• **Stored data entries**:
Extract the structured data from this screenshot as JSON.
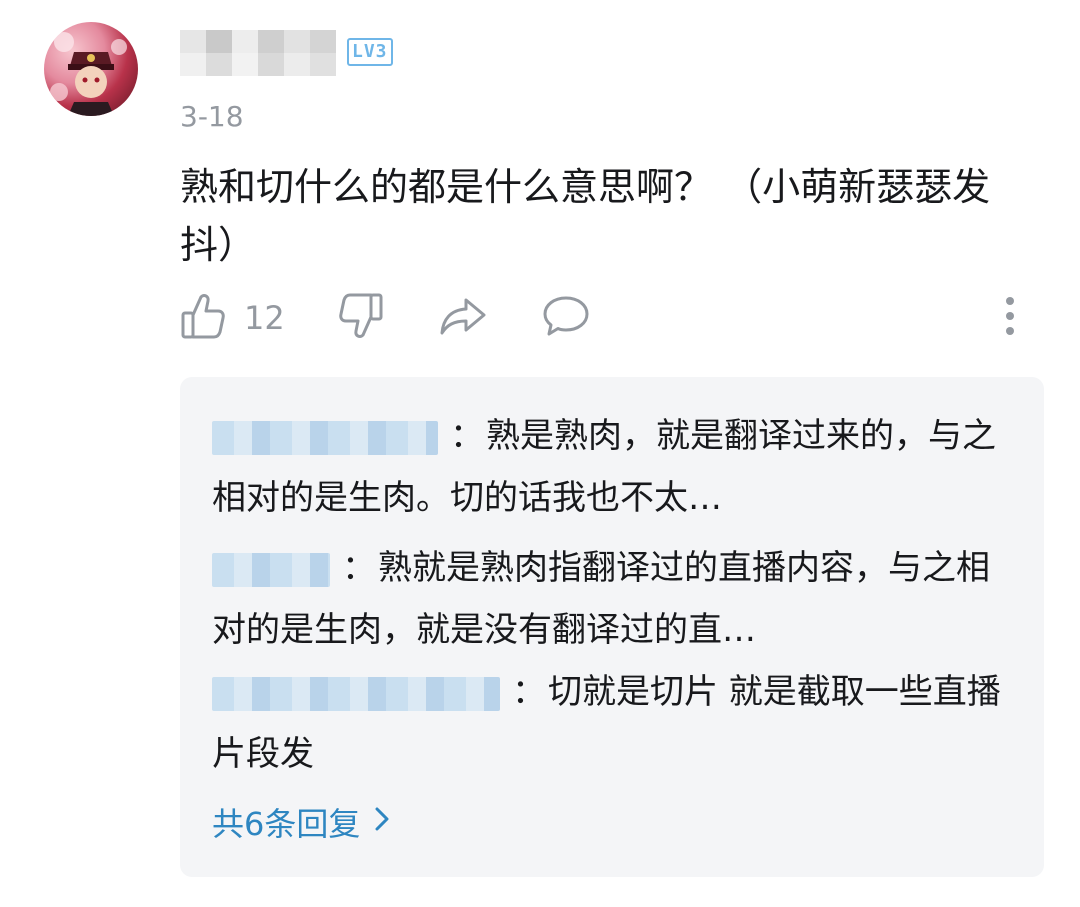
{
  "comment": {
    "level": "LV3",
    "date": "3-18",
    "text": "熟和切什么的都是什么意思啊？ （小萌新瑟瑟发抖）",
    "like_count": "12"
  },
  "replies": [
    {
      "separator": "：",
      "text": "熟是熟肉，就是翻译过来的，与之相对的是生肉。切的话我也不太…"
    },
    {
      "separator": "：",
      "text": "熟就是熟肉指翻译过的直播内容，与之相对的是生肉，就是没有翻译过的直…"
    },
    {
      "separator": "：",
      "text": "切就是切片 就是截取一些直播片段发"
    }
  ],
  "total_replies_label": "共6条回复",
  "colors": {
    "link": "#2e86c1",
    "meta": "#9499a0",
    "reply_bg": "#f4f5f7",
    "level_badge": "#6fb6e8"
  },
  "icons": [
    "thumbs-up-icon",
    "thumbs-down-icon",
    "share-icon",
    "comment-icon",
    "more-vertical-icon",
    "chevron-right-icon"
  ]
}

--

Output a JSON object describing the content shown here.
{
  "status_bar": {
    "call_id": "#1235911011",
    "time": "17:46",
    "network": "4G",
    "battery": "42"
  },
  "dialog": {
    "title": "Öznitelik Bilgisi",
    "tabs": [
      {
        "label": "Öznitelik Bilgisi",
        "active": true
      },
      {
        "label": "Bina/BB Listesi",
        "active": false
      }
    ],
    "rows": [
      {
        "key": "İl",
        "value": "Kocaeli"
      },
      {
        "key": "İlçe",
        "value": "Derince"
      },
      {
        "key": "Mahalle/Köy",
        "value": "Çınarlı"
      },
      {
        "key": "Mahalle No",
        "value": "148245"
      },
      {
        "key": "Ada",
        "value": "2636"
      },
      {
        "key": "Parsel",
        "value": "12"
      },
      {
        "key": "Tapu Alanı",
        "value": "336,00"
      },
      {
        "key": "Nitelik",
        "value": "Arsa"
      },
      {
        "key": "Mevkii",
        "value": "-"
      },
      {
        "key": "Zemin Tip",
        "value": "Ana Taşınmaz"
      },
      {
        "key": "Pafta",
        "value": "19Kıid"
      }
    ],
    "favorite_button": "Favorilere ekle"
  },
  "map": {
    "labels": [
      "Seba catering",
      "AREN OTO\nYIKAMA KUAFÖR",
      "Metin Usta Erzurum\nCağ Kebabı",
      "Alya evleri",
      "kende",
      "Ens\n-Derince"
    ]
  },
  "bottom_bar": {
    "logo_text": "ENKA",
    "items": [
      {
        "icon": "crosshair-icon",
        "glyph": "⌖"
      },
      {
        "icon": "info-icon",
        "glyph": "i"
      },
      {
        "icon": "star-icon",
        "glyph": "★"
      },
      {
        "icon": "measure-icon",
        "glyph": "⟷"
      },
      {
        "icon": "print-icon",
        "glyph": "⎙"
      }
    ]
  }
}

• **Exercise task**: Go through the records and show every line with the string "JSON" in it.

• **Written response**:
Extract the structured data from this screenshot as JSON.
Output a JSON object describing the content shown here.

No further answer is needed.